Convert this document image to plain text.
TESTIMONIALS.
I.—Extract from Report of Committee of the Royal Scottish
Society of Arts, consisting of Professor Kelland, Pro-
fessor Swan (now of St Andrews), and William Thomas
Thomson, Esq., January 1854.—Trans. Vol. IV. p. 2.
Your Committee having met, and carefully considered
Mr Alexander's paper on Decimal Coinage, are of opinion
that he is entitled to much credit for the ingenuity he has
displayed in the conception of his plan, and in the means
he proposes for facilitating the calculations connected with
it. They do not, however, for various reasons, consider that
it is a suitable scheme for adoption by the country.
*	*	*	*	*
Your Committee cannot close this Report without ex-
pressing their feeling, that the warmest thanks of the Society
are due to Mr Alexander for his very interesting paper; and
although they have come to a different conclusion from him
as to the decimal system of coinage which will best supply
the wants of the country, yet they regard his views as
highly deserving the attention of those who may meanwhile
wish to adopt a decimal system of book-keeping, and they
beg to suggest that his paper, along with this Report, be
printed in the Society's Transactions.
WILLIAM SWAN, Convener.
--------------------
- _STATED TASK_
Only the number is wanted: how many lines of the material contain the word "country"?

- _RESPONSE TO THIS TASK_
2